• _WHAT THE TASK REQUIRES_
Go through the listing beneath this task and return every line that carries the string "rrtmglim".

• _EXTRACTED ENTRIES_
— start —
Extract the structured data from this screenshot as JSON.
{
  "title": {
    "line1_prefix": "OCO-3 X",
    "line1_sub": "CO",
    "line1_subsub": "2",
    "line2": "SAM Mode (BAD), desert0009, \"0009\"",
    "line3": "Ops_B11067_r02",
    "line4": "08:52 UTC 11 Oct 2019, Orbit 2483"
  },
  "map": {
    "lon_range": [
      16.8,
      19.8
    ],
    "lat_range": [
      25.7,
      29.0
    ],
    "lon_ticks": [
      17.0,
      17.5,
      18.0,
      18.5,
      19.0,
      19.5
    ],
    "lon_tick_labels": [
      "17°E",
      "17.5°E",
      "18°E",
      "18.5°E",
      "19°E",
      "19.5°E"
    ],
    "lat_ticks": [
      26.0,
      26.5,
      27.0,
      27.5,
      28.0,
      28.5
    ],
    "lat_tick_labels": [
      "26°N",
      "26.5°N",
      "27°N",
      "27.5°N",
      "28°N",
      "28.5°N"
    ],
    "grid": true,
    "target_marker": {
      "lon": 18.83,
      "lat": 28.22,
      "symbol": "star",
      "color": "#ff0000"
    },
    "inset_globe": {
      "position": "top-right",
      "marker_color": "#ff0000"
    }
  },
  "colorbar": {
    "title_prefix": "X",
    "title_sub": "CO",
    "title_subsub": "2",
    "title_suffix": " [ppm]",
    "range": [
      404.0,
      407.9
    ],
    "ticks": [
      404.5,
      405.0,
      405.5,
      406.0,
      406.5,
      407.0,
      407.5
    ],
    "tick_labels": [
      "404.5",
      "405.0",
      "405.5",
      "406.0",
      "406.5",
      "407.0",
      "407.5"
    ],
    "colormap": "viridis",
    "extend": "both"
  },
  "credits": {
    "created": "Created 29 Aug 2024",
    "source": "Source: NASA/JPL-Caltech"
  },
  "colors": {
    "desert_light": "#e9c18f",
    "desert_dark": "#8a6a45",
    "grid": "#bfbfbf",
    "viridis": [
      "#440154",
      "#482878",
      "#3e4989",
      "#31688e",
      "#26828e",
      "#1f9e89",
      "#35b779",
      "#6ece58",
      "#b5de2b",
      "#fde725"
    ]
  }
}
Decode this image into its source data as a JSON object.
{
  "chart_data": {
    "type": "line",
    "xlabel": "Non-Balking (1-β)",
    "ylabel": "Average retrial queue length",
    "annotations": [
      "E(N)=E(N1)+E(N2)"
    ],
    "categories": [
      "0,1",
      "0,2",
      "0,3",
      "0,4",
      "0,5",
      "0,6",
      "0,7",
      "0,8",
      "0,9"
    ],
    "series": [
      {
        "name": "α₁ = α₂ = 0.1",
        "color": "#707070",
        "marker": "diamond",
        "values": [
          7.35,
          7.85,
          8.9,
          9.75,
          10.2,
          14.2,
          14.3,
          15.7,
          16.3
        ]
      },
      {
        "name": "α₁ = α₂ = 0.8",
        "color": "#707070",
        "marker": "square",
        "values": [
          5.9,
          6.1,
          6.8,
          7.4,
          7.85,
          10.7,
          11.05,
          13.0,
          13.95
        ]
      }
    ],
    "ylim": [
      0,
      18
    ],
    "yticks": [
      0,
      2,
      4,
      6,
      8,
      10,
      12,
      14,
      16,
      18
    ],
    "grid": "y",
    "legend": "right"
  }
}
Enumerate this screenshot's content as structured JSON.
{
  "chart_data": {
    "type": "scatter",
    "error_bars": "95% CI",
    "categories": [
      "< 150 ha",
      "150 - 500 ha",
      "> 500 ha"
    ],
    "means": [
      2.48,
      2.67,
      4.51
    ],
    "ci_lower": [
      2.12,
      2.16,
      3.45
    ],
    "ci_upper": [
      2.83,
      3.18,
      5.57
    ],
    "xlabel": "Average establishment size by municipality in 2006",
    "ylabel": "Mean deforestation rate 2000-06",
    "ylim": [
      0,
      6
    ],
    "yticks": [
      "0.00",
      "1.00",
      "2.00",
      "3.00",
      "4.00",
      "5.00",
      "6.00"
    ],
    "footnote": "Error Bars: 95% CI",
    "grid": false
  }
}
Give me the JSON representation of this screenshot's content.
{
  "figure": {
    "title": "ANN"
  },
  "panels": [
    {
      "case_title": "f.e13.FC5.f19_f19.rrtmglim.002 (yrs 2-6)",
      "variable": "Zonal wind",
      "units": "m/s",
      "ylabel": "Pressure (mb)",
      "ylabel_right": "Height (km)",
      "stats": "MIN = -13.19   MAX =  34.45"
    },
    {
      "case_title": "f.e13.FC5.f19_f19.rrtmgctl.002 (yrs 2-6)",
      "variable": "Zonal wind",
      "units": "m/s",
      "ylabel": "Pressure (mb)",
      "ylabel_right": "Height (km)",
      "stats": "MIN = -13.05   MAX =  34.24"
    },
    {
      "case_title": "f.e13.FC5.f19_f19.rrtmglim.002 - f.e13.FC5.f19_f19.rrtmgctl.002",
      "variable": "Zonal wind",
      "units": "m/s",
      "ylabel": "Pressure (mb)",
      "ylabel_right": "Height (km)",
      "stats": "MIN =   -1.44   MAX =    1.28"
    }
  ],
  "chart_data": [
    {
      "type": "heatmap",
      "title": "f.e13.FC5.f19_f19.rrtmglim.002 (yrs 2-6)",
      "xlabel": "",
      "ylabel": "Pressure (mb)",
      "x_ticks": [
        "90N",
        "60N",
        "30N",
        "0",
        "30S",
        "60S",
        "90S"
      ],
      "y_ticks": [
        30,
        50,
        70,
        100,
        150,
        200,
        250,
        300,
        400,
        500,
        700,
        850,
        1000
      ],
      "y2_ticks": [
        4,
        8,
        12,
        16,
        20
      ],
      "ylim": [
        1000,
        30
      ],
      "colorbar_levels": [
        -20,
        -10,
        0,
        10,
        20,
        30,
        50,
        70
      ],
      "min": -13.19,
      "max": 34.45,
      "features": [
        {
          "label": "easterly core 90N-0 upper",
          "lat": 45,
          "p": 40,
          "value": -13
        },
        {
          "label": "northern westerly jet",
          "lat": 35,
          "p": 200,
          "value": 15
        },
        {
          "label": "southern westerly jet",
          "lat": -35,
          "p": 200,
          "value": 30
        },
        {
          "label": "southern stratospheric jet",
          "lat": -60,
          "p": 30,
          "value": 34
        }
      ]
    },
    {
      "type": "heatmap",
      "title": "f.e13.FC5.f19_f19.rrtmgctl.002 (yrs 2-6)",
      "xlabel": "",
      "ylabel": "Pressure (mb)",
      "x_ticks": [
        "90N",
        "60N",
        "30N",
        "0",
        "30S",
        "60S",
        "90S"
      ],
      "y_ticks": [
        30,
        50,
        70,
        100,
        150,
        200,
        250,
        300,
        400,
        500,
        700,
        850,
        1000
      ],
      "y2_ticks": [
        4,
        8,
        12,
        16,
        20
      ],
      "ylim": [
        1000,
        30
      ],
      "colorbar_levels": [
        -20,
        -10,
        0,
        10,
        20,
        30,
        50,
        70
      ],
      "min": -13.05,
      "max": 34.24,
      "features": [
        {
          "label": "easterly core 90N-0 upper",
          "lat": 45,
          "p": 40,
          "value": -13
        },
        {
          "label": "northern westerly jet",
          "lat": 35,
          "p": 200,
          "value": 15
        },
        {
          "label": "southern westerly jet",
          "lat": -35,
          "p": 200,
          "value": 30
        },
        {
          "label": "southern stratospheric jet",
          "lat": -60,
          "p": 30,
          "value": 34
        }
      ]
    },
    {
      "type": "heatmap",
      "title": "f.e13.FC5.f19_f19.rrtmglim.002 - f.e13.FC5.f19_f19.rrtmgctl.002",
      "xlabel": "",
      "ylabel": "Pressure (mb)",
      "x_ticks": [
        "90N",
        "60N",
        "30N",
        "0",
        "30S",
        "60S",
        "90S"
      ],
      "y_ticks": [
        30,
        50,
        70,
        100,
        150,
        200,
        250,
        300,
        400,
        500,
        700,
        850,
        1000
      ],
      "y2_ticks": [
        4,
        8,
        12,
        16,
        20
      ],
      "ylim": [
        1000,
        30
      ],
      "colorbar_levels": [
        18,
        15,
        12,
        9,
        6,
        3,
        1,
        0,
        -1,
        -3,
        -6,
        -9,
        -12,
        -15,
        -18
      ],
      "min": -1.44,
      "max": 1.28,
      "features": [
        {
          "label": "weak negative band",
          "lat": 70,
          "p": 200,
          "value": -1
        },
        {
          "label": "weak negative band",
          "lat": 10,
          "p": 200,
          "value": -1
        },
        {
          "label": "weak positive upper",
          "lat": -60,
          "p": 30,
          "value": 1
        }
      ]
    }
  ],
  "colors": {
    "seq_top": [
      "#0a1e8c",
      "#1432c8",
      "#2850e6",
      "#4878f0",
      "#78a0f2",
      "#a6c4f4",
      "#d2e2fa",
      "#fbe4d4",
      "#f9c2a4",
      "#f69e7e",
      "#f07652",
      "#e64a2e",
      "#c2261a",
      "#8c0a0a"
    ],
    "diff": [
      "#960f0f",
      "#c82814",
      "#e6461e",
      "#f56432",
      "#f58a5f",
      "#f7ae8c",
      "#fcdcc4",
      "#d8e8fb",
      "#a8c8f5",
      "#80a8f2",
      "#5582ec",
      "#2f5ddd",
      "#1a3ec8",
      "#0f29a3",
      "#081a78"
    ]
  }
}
— end —
• _SOLUTION FOR THIS TASK_
      "case_title": "f.e13.FC5.f19_f19.rrtmglim.002 (yrs 2-6)",
      "case_title": "f.e13.FC5.f19_f19.rrtmglim.002 - f.e13.FC5.f19_f19.rrtmgctl.002",
      "title": "f.e13.FC5.f19_f19.rrtmglim.002 (yrs 2-6)",
      "title": "f.e13.FC5.f19_f19.rrtmglim.002 - f.e13.FC5.f19_f19.rrtmgctl.002",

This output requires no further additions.